# START OF GIVEN ENTRIES

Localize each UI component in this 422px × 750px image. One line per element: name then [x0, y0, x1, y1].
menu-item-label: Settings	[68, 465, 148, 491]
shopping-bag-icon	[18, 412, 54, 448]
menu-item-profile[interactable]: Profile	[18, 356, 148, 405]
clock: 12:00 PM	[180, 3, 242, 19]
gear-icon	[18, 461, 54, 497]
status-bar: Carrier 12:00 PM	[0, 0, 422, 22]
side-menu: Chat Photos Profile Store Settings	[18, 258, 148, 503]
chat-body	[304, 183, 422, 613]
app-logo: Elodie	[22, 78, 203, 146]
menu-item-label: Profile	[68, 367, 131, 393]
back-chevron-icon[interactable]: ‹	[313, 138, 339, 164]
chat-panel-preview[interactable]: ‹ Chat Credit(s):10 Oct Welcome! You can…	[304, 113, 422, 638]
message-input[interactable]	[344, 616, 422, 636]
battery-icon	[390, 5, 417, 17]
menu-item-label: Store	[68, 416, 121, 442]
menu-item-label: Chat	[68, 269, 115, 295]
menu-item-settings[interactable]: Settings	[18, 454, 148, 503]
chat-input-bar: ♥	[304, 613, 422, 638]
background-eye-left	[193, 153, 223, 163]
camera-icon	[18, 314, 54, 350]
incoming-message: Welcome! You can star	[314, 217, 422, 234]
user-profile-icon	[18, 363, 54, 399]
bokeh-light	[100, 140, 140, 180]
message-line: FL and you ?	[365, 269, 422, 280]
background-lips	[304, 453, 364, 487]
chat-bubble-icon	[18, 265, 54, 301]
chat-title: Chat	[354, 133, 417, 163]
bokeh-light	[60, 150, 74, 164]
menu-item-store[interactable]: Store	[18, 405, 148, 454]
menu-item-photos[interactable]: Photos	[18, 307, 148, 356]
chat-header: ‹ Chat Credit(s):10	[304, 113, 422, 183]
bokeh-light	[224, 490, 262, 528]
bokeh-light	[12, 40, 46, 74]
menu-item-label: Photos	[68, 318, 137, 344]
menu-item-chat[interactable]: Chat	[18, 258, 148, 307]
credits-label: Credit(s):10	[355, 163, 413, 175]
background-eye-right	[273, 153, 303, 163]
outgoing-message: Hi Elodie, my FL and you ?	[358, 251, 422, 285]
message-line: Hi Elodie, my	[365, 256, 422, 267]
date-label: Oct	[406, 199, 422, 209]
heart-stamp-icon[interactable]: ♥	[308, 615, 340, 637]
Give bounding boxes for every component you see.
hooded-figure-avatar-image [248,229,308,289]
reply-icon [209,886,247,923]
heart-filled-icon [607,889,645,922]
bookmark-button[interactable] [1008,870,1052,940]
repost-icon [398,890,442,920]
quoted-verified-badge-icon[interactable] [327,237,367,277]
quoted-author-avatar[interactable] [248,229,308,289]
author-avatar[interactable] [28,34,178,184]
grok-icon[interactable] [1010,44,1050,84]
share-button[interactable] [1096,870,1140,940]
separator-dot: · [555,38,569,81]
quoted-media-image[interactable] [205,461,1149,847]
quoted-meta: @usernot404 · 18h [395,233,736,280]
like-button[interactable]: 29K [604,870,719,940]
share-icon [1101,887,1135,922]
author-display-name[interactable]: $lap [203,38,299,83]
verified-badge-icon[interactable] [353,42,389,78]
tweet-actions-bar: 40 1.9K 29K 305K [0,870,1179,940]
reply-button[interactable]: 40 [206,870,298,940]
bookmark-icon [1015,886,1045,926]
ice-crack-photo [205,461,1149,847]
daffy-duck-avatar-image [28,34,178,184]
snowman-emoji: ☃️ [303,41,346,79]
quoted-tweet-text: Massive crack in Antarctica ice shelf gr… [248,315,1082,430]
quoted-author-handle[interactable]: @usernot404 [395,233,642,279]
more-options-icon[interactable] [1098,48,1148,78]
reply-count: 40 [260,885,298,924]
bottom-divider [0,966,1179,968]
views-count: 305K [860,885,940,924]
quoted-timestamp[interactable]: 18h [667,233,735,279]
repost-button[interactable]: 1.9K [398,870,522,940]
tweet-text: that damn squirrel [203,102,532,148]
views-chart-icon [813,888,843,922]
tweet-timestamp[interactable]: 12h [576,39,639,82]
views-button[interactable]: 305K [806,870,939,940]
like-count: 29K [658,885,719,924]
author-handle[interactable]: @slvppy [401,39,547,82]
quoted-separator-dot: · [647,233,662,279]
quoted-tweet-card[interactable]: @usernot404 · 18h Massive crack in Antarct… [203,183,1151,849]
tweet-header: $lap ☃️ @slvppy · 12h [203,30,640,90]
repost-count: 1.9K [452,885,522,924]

# END OF GIVEN ENTRIES

Put the lines into a Markdown table with the columns Row and Line, skipping any blank lines. Begin with the first line and stop after the line that contains "461, 54, 497]".

▸ ANSWER TO THE PROBLEM
| Row | Line |
|---|---|
| 1 | Localize each UI component in this 422px × 750px image. One line per element: name then [x0, y0, x1, y1]. |
| 2 | menu-item-label: Settings	[68, 465, 148, 491] |
| 3 | shopping-bag-icon	[18, 412, 54, 448] |
| 4 | menu-item-profile[interactable]: Profile	[18, 356, 148, 405] |
| 5 | clock: 12:00 PM	[180, 3, 242, 19] |
| 6 | gear-icon	[18, 461, 54, 497] |